====== INPUT FOR THIS TASK

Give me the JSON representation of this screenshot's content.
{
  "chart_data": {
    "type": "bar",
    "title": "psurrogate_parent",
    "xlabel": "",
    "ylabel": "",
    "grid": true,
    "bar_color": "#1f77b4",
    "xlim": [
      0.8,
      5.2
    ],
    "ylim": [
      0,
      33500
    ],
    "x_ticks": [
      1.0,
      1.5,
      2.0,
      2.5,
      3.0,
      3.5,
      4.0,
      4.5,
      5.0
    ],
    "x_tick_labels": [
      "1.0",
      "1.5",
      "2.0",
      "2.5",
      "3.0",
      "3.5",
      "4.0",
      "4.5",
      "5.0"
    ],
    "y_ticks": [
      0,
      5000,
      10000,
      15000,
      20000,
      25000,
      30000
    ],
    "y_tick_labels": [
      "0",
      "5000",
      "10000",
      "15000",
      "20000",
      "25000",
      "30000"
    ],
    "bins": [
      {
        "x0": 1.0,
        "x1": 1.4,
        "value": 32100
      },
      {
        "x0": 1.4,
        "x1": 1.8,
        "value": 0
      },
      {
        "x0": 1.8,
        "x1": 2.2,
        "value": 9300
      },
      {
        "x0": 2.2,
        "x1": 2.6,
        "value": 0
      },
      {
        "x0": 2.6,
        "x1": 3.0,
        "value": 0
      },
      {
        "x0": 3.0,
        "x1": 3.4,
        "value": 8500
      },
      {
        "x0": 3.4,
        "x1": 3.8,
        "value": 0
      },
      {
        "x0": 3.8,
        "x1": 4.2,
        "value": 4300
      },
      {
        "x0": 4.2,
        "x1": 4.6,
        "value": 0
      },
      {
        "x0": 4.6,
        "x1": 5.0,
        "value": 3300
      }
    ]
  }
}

============

Write out the entries above once more, without altering anything.

Give me the JSON representation of this screenshot's content.
{
  "chart_data": {
    "type": "bar",
    "title": "psurrogate_parent",
    "xlabel": "",
    "ylabel": "",
    "grid": true,
    "bar_color": "#1f77b4",
    "xlim": [
      0.8,
      5.2
    ],
    "ylim": [
      0,
      33500
    ],
    "x_ticks": [
      1.0,
      1.5,
      2.0,
      2.5,
      3.0,
      3.5,
      4.0,
      4.5,
      5.0
    ],
    "x_tick_labels": [
      "1.0",
      "1.5",
      "2.0",
      "2.5",
      "3.0",
      "3.5",
      "4.0",
      "4.5",
      "5.0"
    ],
    "y_ticks": [
      0,
      5000,
      10000,
      15000,
      20000,
      25000,
      30000
    ],
    "y_tick_labels": [
      "0",
      "5000",
      "10000",
      "15000",
      "20000",
      "25000",
      "30000"
    ],
    "bins": [
      {
        "x0": 1.0,
        "x1": 1.4,
        "value": 32100
      },
      {
        "x0": 1.4,
        "x1": 1.8,
        "value": 0
      },
      {
        "x0": 1.8,
        "x1": 2.2,
        "value": 9300
      },
      {
        "x0": 2.2,
        "x1": 2.6,
        "value": 0
      },
      {
        "x0": 2.6,
        "x1": 3.0,
        "value": 0
      },
      {
        "x0": 3.0,
        "x1": 3.4,
        "value": 8500
      },
      {
        "x0": 3.4,
        "x1": 3.8,
        "value": 0
      },
      {
        "x0": 3.8,
        "x1": 4.2,
        "value": 4300
      },
      {
        "x0": 4.2,
        "x1": 4.6,
        "value": 0
      },
      {
        "x0": 4.6,
        "x1": 5.0,
        "value": 3300
      }
    ]
  }
}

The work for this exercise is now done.